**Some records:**
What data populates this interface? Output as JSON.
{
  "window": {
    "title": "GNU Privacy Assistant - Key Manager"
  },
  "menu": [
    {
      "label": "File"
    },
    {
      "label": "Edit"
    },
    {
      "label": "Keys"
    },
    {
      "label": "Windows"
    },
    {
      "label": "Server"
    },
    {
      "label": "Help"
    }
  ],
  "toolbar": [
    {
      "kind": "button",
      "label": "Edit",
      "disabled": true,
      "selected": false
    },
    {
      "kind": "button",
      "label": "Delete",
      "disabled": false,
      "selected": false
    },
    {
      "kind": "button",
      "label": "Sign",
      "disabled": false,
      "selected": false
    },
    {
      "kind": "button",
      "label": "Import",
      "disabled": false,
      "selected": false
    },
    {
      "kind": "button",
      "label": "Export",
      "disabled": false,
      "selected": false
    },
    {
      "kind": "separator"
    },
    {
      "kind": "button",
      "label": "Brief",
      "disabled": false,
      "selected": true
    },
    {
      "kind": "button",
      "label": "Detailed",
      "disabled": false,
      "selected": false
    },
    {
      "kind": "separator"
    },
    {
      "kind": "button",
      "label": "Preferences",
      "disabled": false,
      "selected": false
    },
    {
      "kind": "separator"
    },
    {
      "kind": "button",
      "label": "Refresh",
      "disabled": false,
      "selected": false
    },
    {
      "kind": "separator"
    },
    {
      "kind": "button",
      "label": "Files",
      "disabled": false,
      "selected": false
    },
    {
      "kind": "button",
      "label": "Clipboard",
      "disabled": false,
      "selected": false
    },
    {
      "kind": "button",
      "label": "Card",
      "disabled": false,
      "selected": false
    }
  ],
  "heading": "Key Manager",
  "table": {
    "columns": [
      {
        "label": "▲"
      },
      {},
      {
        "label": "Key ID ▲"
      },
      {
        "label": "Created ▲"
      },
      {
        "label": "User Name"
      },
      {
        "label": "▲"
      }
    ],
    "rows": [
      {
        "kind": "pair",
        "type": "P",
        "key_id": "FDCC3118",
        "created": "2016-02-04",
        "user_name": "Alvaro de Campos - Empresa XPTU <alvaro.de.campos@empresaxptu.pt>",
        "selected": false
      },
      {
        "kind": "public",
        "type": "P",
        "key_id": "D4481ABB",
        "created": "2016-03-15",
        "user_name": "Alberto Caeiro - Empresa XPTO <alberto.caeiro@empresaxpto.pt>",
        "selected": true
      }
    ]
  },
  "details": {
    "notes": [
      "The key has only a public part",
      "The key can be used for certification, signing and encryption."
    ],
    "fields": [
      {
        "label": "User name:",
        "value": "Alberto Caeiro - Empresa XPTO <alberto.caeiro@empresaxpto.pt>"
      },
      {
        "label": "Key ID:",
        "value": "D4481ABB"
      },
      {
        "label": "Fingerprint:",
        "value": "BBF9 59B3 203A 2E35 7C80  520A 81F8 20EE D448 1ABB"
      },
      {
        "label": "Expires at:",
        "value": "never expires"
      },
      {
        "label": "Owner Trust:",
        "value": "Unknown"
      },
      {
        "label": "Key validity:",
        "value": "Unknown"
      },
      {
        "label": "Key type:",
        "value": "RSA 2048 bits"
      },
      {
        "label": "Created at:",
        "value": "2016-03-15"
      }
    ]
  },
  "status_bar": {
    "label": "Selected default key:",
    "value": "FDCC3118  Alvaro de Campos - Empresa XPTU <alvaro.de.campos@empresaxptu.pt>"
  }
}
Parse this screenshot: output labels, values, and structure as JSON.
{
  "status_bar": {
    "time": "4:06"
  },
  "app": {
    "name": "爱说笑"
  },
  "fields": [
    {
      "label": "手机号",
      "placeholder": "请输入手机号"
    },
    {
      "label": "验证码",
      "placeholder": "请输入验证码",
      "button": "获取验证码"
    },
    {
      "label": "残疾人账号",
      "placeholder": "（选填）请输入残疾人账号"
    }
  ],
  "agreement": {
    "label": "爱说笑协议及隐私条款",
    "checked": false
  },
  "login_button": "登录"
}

**THE TASK:**
Repeat the material from above exactly, word for word.

**SOLUTION BELOW:**
What data populates this interface? Output as JSON.
{
  "window": {
    "title": "GNU Privacy Assistant - Key Manager"
  },
  "menu": [
    {
      "label": "File"
    },
    {
      "label": "Edit"
    },
    {
      "label": "Keys"
    },
    {
      "label": "Windows"
    },
    {
      "label": "Server"
    },
    {
      "label": "Help"
    }
  ],
  "toolbar": [
    {
      "kind": "button",
      "label": "Edit",
      "disabled": true,
      "selected": false
    },
    {
      "kind": "button",
      "label": "Delete",
      "disabled": false,
      "selected": false
    },
    {
      "kind": "button",
      "label": "Sign",
      "disabled": false,
      "selected": false
    },
    {
      "kind": "button",
      "label": "Import",
      "disabled": false,
      "selected": false
    },
    {
      "kind": "button",
      "label": "Export",
      "disabled": false,
      "selected": false
    },
    {
      "kind": "separator"
    },
    {
      "kind": "button",
      "label": "Brief",
      "disabled": false,
      "selected": true
    },
    {
      "kind": "button",
      "label": "Detailed",
      "disabled": false,
      "selected": false
    },
    {
      "kind": "separator"
    },
    {
      "kind": "button",
      "label": "Preferences",
      "disabled": false,
      "selected": false
    },
    {
      "kind": "separator"
    },
    {
      "kind": "button",
      "label": "Refresh",
      "disabled": false,
      "selected": false
    },
    {
      "kind": "separator"
    },
    {
      "kind": "button",
      "label": "Files",
      "disabled": false,
      "selected": false
    },
    {
      "kind": "button",
      "label": "Clipboard",
      "disabled": false,
      "selected": false
    },
    {
      "kind": "button",
      "label": "Card",
      "disabled": false,
      "selected": false
    }
  ],
  "heading": "Key Manager",
  "table": {
    "columns": [
      {
        "label": "▲"
      },
      {},
      {
        "label": "Key ID ▲"
      },
      {
        "label": "Created ▲"
      },
      {
        "label": "User Name"
      },
      {
        "label": "▲"
      }
    ],
    "rows": [
      {
        "kind": "pair",
        "type": "P",
        "key_id": "FDCC3118",
        "created": "2016-02-04",
        "user_name": "Alvaro de Campos - Empresa XPTU <alvaro.de.campos@empresaxptu.pt>",
        "selected": false
      },
      {
        "kind": "public",
        "type": "P",
        "key_id": "D4481ABB",
        "created": "2016-03-15",
        "user_name": "Alberto Caeiro - Empresa XPTO <alberto.caeiro@empresaxpto.pt>",
        "selected": true
      }
    ]
  },
  "details": {
    "notes": [
      "The key has only a public part",
      "The key can be used for certification, signing and encryption."
    ],
    "fields": [
      {
        "label": "User name:",
        "value": "Alberto Caeiro - Empresa XPTO <alberto.caeiro@empresaxpto.pt>"
      },
      {
        "label": "Key ID:",
        "value": "D4481ABB"
      },
      {
        "label": "Fingerprint:",
        "value": "BBF9 59B3 203A 2E35 7C80  520A 81F8 20EE D448 1ABB"
      },
      {
        "label": "Expires at:",
        "value": "never expires"
      },
      {
        "label": "Owner Trust:",
        "value": "Unknown"
      },
      {
        "label": "Key validity:",
        "value": "Unknown"
      },
      {
        "label": "Key type:",
        "value": "RSA 2048 bits"
      },
      {
        "label": "Created at:",
        "value": "2016-03-15"
      }
    ]
  },
  "status_bar": {
    "label": "Selected default key:",
    "value": "FDCC3118  Alvaro de Campos - Empresa XPTU <alvaro.de.campos@empresaxptu.pt>"
  }
}
Parse this screenshot: output labels, values, and structure as JSON.
{
  "status_bar": {
    "time": "4:06"
  },
  "app": {
    "name": "爱说笑"
  },
  "fields": [
    {
      "label": "手机号",
      "placeholder": "请输入手机号"
    },
    {
      "label": "验证码",
      "placeholder": "请输入验证码",
      "button": "获取验证码"
    },
    {
      "label": "残疾人账号",
      "placeholder": "（选填）请输入残疾人账号"
    }
  ],
  "agreement": {
    "label": "爱说笑协议及隐私条款",
    "checked": false
  },
  "login_button": "登录"
}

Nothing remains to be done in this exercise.